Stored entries
________________

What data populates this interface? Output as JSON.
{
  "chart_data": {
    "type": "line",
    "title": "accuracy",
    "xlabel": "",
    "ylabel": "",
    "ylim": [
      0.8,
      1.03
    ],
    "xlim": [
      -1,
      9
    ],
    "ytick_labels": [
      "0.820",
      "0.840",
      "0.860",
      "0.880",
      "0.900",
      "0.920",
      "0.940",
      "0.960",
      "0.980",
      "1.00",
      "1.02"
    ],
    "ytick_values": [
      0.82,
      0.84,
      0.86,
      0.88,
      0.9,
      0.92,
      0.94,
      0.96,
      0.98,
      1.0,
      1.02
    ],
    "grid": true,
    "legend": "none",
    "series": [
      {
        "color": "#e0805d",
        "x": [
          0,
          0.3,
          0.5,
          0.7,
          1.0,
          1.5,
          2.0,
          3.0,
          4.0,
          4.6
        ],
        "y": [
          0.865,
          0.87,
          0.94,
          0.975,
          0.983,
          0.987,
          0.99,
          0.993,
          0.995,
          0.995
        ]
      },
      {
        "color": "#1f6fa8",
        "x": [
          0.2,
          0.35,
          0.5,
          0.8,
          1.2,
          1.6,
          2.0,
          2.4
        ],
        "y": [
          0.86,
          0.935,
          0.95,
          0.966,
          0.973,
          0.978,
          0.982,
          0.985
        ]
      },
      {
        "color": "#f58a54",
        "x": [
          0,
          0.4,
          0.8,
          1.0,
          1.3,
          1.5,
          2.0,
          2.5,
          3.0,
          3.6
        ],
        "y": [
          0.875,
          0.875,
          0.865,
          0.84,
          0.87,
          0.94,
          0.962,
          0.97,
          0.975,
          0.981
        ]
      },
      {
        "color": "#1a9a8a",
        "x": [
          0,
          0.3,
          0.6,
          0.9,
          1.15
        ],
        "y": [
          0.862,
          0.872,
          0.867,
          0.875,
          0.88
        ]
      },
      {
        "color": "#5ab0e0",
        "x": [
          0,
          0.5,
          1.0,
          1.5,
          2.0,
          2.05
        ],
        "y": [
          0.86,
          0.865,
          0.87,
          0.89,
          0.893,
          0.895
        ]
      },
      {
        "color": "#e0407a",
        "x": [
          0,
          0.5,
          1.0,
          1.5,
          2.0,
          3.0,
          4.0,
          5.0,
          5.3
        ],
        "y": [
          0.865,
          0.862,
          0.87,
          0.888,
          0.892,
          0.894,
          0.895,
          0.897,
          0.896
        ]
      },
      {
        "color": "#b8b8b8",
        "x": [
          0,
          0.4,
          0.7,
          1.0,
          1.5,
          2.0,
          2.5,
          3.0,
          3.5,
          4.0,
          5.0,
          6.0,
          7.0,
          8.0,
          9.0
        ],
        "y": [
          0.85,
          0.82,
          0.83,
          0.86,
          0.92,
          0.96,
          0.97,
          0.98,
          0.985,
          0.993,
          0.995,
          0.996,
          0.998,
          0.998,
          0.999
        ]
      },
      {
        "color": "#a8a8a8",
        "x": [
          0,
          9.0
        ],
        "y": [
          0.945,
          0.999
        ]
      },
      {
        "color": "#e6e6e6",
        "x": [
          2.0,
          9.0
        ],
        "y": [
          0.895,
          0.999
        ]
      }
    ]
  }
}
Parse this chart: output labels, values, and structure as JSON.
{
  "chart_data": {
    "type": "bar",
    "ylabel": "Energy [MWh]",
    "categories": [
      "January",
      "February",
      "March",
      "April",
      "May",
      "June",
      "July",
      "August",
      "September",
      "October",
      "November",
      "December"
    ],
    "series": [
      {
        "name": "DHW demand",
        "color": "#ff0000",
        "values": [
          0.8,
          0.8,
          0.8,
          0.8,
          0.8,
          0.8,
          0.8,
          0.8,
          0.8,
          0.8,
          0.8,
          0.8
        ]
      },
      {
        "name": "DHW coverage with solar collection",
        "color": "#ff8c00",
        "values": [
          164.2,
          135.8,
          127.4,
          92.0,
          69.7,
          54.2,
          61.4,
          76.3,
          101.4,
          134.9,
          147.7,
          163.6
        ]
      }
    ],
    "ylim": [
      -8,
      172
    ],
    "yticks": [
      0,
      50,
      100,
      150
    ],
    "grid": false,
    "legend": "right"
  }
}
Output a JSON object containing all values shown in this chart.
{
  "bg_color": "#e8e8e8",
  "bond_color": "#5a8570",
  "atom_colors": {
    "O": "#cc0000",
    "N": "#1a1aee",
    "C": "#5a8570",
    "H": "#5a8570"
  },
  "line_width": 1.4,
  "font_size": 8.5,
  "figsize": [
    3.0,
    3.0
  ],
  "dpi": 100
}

________________

> **Problem to work on**:
Each entry is to be returned in full, character for character.

> **Output for this task**:
What data populates this interface? Output as JSON.
{
  "chart_data": {
    "type": "line",
    "title": "accuracy",
    "xlabel": "",
    "ylabel": "",
    "ylim": [
      0.8,
      1.03
    ],
    "xlim": [
      -1,
      9
    ],
    "ytick_labels": [
      "0.820",
      "0.840",
      "0.860",
      "0.880",
      "0.900",
      "0.920",
      "0.940",
      "0.960",
      "0.980",
      "1.00",
      "1.02"
    ],
    "ytick_values": [
      0.82,
      0.84,
      0.86,
      0.88,
      0.9,
      0.92,
      0.94,
      0.96,
      0.98,
      1.0,
      1.02
    ],
    "grid": true,
    "legend": "none",
    "series": [
      {
        "color": "#e0805d",
        "x": [
          0,
          0.3,
          0.5,
          0.7,
          1.0,
          1.5,
          2.0,
          3.0,
          4.0,
          4.6
        ],
        "y": [
          0.865,
          0.87,
          0.94,
          0.975,
          0.983,
          0.987,
          0.99,
          0.993,
          0.995,
          0.995
        ]
      },
      {
        "color": "#1f6fa8",
        "x": [
          0.2,
          0.35,
          0.5,
          0.8,
          1.2,
          1.6,
          2.0,
          2.4
        ],
        "y": [
          0.86,
          0.935,
          0.95,
          0.966,
          0.973,
          0.978,
          0.982,
          0.985
        ]
      },
      {
        "color": "#f58a54",
        "x": [
          0,
          0.4,
          0.8,
          1.0,
          1.3,
          1.5,
          2.0,
          2.5,
          3.0,
          3.6
        ],
        "y": [
          0.875,
          0.875,
          0.865,
          0.84,
          0.87,
          0.94,
          0.962,
          0.97,
          0.975,
          0.981
        ]
      },
      {
        "color": "#1a9a8a",
        "x": [
          0,
          0.3,
          0.6,
          0.9,
          1.15
        ],
        "y": [
          0.862,
          0.872,
          0.867,
          0.875,
          0.88
        ]
      },
      {
        "color": "#5ab0e0",
        "x": [
          0,
          0.5,
          1.0,
          1.5,
          2.0,
          2.05
        ],
        "y": [
          0.86,
          0.865,
          0.87,
          0.89,
          0.893,
          0.895
        ]
      },
      {
        "color": "#e0407a",
        "x": [
          0,
          0.5,
          1.0,
          1.5,
          2.0,
          3.0,
          4.0,
          5.0,
          5.3
        ],
        "y": [
          0.865,
          0.862,
          0.87,
          0.888,
          0.892,
          0.894,
          0.895,
          0.897,
          0.896
        ]
      },
      {
        "color": "#b8b8b8",
        "x": [
          0,
          0.4,
          0.7,
          1.0,
          1.5,
          2.0,
          2.5,
          3.0,
          3.5,
          4.0,
          5.0,
          6.0,
          7.0,
          8.0,
          9.0
        ],
        "y": [
          0.85,
          0.82,
          0.83,
          0.86,
          0.92,
          0.96,
          0.97,
          0.98,
          0.985,
          0.993,
          0.995,
          0.996,
          0.998,
          0.998,
          0.999
        ]
      },
      {
        "color": "#a8a8a8",
        "x": [
          0,
          9.0
        ],
        "y": [
          0.945,
          0.999
        ]
      },
      {
        "color": "#e6e6e6",
        "x": [
          2.0,
          9.0
        ],
        "y": [
          0.895,
          0.999
        ]
      }
    ]
  }
}
Parse this chart: output labels, values, and structure as JSON.
{
  "chart_data": {
    "type": "bar",
    "ylabel": "Energy [MWh]",
    "categories": [
      "January",
      "February",
      "March",
      "April",
      "May",
      "June",
      "July",
      "August",
      "September",
      "October",
      "November",
      "December"
    ],
    "series": [
      {
        "name": "DHW demand",
        "color": "#ff0000",
        "values": [
          0.8,
          0.8,
          0.8,
          0.8,
          0.8,
          0.8,
          0.8,
          0.8,
          0.8,
          0.8,
          0.8,
          0.8
        ]
      },
      {
        "name": "DHW coverage with solar collection",
        "color": "#ff8c00",
        "values": [
          164.2,
          135.8,
          127.4,
          92.0,
          69.7,
          54.2,
          61.4,
          76.3,
          101.4,
          134.9,
          147.7,
          163.6
        ]
      }
    ],
    "ylim": [
      -8,
      172
    ],
    "yticks": [
      0,
      50,
      100,
      150
    ],
    "grid": false,
    "legend": "right"
  }
}
Output a JSON object containing all values shown in this chart.
{
  "bg_color": "#e8e8e8",
  "bond_color": "#5a8570",
  "atom_colors": {
    "O": "#cc0000",
    "N": "#1a1aee",
    "C": "#5a8570",
    "H": "#5a8570"
  },
  "line_width": 1.4,
  "font_size": 8.5,
  "figsize": [
    3.0,
    3.0
  ],
  "dpi": 100
}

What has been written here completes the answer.